— Work to do —
Find and return each line containing "Internal".

— Raw data —
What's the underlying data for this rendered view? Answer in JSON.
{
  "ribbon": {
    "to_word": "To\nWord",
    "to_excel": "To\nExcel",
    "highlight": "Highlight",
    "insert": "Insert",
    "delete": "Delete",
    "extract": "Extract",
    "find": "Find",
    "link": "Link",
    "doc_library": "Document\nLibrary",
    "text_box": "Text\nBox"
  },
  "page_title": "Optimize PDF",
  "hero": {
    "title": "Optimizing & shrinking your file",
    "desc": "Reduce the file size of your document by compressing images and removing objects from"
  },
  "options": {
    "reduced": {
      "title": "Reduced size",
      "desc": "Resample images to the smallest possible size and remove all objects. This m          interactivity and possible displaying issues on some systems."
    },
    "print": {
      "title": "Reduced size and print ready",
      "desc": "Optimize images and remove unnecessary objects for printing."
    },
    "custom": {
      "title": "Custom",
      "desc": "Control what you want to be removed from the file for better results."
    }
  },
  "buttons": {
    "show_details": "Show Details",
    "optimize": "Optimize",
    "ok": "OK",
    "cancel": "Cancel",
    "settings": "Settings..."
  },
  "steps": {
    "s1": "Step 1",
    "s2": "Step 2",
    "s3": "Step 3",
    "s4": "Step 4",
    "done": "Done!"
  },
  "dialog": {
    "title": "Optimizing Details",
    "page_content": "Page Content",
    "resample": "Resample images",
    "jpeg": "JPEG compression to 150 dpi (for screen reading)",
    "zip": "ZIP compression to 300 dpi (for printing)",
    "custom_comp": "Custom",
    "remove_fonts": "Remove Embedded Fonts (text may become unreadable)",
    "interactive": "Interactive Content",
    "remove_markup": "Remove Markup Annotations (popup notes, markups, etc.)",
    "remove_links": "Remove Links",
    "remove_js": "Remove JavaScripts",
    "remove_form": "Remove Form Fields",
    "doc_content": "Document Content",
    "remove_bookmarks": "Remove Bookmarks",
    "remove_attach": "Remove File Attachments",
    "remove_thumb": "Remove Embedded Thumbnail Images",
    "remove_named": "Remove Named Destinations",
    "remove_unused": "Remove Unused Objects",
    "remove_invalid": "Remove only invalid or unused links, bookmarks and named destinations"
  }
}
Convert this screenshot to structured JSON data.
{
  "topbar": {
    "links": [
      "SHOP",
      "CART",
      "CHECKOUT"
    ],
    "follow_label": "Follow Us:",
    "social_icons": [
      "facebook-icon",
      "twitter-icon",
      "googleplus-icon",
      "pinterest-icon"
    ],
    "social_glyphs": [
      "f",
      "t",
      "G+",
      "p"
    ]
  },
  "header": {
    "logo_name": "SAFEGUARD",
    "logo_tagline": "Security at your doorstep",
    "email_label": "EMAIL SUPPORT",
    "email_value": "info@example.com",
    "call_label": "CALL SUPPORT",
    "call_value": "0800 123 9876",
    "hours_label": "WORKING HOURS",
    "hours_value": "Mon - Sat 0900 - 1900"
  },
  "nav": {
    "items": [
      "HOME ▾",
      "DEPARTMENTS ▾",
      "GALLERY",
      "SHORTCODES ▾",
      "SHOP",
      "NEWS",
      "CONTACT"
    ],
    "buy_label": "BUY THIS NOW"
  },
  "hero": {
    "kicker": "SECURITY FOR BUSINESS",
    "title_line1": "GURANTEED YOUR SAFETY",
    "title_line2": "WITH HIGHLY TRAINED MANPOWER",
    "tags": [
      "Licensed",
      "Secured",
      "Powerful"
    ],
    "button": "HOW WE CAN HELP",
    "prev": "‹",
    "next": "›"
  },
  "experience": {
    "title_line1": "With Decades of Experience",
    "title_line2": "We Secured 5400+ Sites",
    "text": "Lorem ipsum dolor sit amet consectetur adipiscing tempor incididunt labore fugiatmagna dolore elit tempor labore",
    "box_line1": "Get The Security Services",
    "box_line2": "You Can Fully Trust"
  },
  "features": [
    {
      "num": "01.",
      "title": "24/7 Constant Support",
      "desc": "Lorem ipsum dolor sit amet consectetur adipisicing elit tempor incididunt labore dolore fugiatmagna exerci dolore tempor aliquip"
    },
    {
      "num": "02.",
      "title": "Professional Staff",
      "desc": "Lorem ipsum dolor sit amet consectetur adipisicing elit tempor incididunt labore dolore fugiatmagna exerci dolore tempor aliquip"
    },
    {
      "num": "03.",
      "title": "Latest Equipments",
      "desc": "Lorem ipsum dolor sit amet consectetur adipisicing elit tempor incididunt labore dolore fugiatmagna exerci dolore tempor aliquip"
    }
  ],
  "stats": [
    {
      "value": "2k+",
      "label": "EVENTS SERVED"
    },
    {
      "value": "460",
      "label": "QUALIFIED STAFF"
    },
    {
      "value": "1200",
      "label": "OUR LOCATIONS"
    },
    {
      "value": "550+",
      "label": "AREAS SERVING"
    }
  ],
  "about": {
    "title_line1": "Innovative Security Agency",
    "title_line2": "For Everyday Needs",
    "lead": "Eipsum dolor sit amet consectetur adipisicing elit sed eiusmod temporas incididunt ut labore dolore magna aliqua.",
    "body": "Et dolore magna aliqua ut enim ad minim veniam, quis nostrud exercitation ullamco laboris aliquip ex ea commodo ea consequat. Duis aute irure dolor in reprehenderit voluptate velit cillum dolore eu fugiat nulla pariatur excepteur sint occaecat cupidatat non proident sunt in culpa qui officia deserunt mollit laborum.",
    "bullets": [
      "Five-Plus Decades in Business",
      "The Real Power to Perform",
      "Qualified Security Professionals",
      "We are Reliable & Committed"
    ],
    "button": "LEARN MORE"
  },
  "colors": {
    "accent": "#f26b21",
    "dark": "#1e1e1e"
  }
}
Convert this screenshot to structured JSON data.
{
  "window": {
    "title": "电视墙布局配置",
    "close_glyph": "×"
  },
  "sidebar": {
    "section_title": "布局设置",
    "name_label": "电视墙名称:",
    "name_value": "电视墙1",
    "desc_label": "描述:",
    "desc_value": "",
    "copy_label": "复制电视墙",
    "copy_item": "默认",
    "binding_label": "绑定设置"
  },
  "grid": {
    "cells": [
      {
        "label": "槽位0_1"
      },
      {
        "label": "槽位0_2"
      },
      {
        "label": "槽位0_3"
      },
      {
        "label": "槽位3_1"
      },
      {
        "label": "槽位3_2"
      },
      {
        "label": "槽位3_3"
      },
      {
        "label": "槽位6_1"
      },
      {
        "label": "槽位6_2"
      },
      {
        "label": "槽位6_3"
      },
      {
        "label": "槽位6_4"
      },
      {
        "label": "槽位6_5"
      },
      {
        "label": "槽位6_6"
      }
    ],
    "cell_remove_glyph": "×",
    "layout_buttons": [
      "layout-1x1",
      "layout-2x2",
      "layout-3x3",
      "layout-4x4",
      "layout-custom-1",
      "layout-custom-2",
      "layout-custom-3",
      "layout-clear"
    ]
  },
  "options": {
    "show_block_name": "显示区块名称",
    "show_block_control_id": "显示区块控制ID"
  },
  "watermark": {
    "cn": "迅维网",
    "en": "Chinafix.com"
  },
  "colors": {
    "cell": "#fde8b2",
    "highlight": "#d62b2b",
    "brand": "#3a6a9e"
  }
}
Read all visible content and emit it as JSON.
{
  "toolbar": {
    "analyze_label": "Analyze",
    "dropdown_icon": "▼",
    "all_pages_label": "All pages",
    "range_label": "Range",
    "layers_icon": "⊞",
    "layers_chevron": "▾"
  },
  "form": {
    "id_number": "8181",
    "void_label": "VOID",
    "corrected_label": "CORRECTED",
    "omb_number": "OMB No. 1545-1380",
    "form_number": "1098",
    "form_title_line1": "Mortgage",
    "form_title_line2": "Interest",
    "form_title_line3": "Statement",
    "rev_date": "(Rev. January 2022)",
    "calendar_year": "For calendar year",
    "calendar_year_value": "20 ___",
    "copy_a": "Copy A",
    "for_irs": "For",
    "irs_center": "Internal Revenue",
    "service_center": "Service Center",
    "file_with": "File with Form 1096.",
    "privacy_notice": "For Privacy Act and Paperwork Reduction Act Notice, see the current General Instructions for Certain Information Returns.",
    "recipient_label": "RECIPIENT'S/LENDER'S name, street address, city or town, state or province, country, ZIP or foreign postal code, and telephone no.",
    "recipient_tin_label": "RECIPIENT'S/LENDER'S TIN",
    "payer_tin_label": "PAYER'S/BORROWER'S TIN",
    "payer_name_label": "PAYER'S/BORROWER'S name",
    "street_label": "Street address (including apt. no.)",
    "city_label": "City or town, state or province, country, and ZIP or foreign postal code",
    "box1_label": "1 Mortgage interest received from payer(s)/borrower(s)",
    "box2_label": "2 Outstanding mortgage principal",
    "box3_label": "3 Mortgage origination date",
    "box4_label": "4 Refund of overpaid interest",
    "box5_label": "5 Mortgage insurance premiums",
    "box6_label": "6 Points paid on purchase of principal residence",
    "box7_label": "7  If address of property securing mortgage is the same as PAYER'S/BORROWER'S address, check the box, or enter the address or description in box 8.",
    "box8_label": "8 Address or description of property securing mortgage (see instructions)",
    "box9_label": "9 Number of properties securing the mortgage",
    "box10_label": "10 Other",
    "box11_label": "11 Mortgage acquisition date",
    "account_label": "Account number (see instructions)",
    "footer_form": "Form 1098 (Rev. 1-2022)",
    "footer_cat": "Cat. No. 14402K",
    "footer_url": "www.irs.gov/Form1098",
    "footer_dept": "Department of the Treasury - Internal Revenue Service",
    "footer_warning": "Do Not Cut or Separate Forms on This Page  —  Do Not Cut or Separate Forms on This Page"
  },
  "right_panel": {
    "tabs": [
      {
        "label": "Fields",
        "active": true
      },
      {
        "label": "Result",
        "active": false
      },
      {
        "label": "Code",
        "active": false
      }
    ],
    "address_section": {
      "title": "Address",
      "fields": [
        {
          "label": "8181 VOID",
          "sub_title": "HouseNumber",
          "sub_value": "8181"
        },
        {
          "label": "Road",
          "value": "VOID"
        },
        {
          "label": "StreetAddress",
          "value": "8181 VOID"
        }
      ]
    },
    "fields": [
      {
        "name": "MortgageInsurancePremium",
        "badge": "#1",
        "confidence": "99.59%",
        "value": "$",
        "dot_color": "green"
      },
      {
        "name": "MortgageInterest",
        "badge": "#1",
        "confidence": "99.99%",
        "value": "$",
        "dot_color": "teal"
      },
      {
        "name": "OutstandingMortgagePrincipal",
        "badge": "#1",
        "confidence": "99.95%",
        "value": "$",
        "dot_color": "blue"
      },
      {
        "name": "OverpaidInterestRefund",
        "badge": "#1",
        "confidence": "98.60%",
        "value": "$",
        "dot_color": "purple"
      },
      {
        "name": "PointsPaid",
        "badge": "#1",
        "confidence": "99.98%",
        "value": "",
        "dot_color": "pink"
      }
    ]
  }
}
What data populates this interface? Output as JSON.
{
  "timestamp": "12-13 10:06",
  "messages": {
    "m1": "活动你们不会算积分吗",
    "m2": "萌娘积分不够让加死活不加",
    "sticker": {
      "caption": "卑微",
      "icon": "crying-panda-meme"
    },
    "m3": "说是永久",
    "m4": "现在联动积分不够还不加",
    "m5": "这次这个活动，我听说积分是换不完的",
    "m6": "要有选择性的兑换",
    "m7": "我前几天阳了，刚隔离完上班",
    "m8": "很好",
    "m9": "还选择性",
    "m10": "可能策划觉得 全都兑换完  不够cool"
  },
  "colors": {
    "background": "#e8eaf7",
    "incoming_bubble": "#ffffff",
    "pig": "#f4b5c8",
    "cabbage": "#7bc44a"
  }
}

— Result of this task —
    "irs_center": "Internal Revenue",
    "footer_dept": "Department of the Treasury - Internal Revenue Service",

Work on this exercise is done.